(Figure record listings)
---*---
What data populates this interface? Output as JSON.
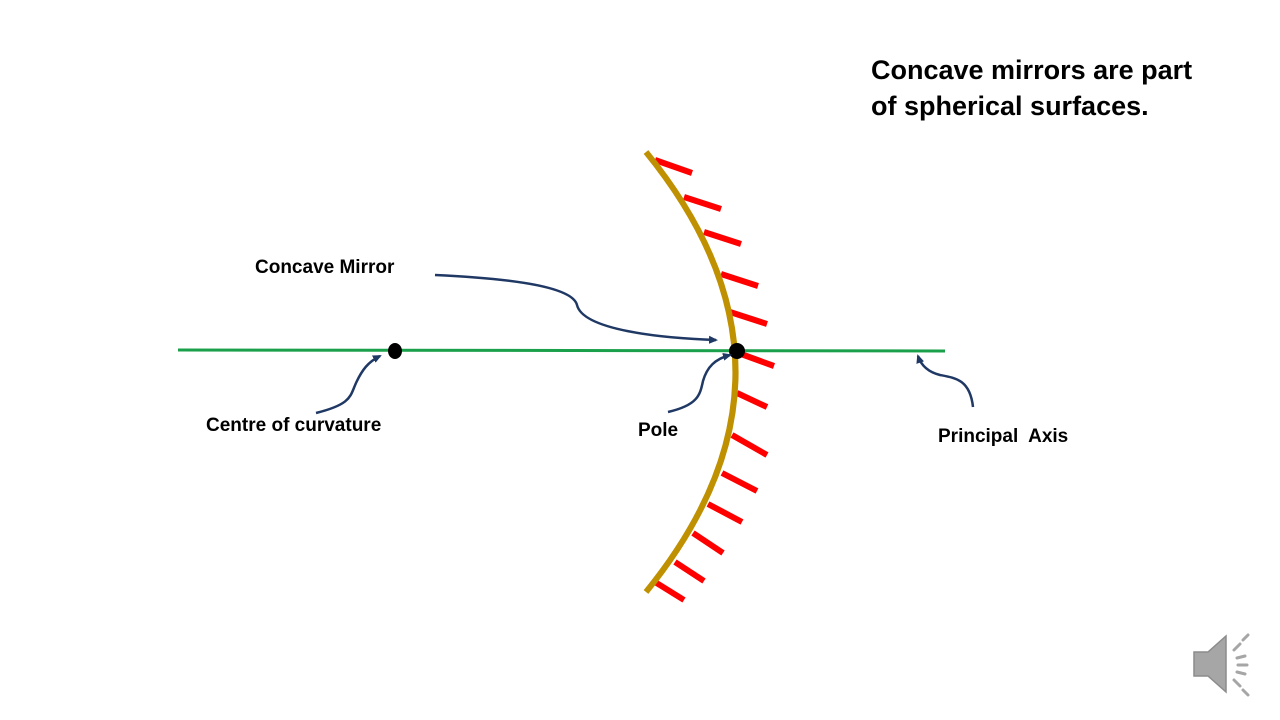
{
  "title": {
    "line1": "Concave mirrors are part",
    "line2": "of spherical surfaces."
  },
  "labels": {
    "concave_mirror": "Concave Mirror",
    "centre_of_curvature": "Centre of curvature",
    "pole": "Pole",
    "principal_axis": "Principal  Axis"
  },
  "colors": {
    "axis": "#1aa04a",
    "mirror": "#bf9000",
    "hatch": "#ff0000",
    "arrow": "#1f3864",
    "point": "#000000",
    "speaker": "#a6a6a6"
  },
  "icons": {
    "speaker": "speaker-icon"
  }
}
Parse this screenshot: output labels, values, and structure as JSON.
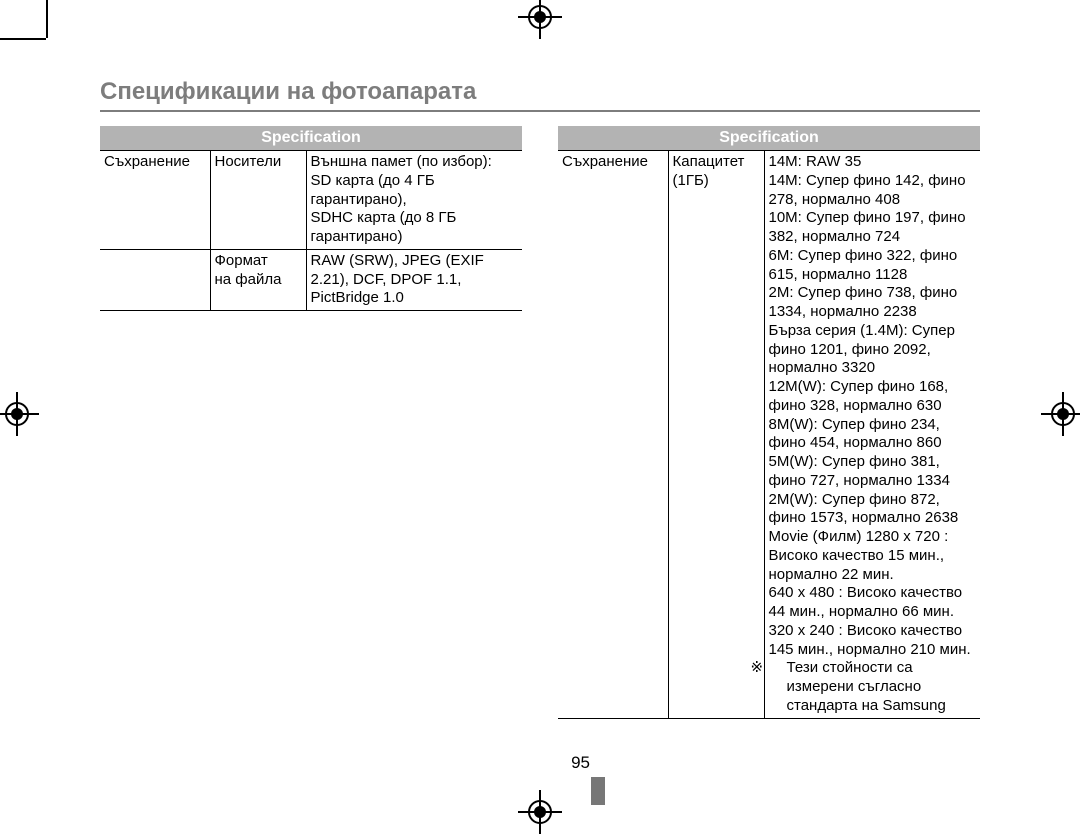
---*---
__Exercise objective__.
Verbatim reproduction of every record is required; images are left out.

__Result of the exercise__.
What data populates this interface? Output as JSON.
{
  "title": {
    "line1": "Concave mirrors are part",
    "line2": "of spherical surfaces."
  },
  "labels": {
    "concave_mirror": "Concave Mirror",
    "centre_of_curvature": "Centre of curvature",
    "pole": "Pole",
    "principal_axis": "Principal  Axis"
  },
  "colors": {
    "axis": "#1aa04a",
    "mirror": "#bf9000",
    "hatch": "#ff0000",
    "arrow": "#1f3864",
    "point": "#000000",
    "speaker": "#a6a6a6"
  },
  "icons": {
    "speaker": "speaker-icon"
  }
}
Parse this screenshot: output labels, values, and structure as JSON.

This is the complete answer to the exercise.